→ Task objective:
Print the entries that appear below, exactly as written and without their pictures.

→ Dataset records:

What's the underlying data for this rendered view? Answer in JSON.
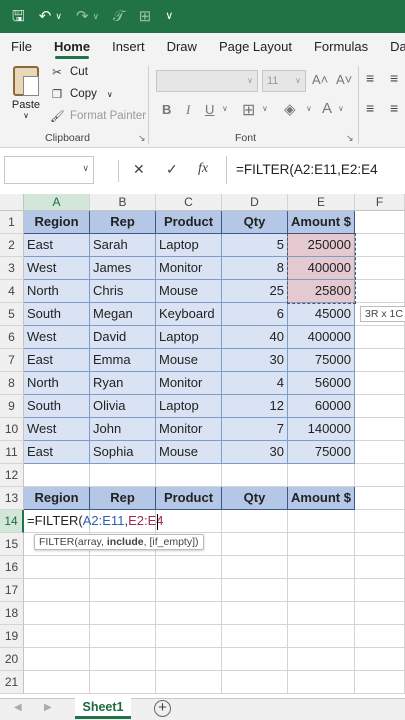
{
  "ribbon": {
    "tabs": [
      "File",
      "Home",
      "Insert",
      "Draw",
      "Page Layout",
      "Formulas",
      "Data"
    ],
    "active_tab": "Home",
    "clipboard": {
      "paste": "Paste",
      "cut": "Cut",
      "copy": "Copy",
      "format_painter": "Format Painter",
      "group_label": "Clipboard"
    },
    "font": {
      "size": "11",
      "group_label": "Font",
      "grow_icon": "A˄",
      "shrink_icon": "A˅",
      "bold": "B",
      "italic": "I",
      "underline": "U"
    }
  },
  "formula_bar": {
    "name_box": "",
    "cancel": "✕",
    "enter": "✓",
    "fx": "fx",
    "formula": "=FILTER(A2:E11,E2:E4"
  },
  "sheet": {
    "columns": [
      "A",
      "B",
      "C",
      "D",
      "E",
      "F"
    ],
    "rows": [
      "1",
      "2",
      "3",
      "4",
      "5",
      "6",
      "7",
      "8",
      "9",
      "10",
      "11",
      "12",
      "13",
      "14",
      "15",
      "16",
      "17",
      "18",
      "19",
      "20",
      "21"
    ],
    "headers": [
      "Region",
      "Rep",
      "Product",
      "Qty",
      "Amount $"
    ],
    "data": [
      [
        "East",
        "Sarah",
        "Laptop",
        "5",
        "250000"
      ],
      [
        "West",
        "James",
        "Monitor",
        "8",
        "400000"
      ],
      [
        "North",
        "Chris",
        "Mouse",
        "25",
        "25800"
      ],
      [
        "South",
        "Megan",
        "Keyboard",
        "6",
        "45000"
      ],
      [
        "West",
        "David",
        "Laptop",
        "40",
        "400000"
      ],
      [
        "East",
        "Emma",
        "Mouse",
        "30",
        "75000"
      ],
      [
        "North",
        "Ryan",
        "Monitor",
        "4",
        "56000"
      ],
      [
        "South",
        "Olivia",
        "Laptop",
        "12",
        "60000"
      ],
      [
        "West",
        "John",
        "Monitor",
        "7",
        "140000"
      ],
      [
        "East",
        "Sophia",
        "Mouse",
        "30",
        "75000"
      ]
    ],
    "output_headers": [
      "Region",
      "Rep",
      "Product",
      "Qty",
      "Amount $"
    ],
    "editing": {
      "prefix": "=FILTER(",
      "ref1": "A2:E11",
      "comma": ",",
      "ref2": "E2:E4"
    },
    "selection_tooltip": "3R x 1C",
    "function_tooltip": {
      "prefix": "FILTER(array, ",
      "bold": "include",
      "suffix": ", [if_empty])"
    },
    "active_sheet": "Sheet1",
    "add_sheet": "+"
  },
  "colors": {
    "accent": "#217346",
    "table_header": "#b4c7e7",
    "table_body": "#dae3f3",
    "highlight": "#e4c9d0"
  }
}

→ Solution to the problem:
What's the underlying data for this rendered view? Answer in JSON.
{
  "ribbon": {
    "tabs": [
      "File",
      "Home",
      "Insert",
      "Draw",
      "Page Layout",
      "Formulas",
      "Data"
    ],
    "active_tab": "Home",
    "clipboard": {
      "paste": "Paste",
      "cut": "Cut",
      "copy": "Copy",
      "format_painter": "Format Painter",
      "group_label": "Clipboard"
    },
    "font": {
      "size": "11",
      "group_label": "Font",
      "grow_icon": "A˄",
      "shrink_icon": "A˅",
      "bold": "B",
      "italic": "I",
      "underline": "U"
    }
  },
  "formula_bar": {
    "name_box": "",
    "cancel": "✕",
    "enter": "✓",
    "fx": "fx",
    "formula": "=FILTER(A2:E11,E2:E4"
  },
  "sheet": {
    "columns": [
      "A",
      "B",
      "C",
      "D",
      "E",
      "F"
    ],
    "rows": [
      "1",
      "2",
      "3",
      "4",
      "5",
      "6",
      "7",
      "8",
      "9",
      "10",
      "11",
      "12",
      "13",
      "14",
      "15",
      "16",
      "17",
      "18",
      "19",
      "20",
      "21"
    ],
    "headers": [
      "Region",
      "Rep",
      "Product",
      "Qty",
      "Amount $"
    ],
    "data": [
      [
        "East",
        "Sarah",
        "Laptop",
        "5",
        "250000"
      ],
      [
        "West",
        "James",
        "Monitor",
        "8",
        "400000"
      ],
      [
        "North",
        "Chris",
        "Mouse",
        "25",
        "25800"
      ],
      [
        "South",
        "Megan",
        "Keyboard",
        "6",
        "45000"
      ],
      [
        "West",
        "David",
        "Laptop",
        "40",
        "400000"
      ],
      [
        "East",
        "Emma",
        "Mouse",
        "30",
        "75000"
      ],
      [
        "North",
        "Ryan",
        "Monitor",
        "4",
        "56000"
      ],
      [
        "South",
        "Olivia",
        "Laptop",
        "12",
        "60000"
      ],
      [
        "West",
        "John",
        "Monitor",
        "7",
        "140000"
      ],
      [
        "East",
        "Sophia",
        "Mouse",
        "30",
        "75000"
      ]
    ],
    "output_headers": [
      "Region",
      "Rep",
      "Product",
      "Qty",
      "Amount $"
    ],
    "editing": {
      "prefix": "=FILTER(",
      "ref1": "A2:E11",
      "comma": ",",
      "ref2": "E2:E4"
    },
    "selection_tooltip": "3R x 1C",
    "function_tooltip": {
      "prefix": "FILTER(array, ",
      "bold": "include",
      "suffix": ", [if_empty])"
    },
    "active_sheet": "Sheet1",
    "add_sheet": "+"
  },
  "colors": {
    "accent": "#217346",
    "table_header": "#b4c7e7",
    "table_body": "#dae3f3",
    "highlight": "#e4c9d0"
  }
}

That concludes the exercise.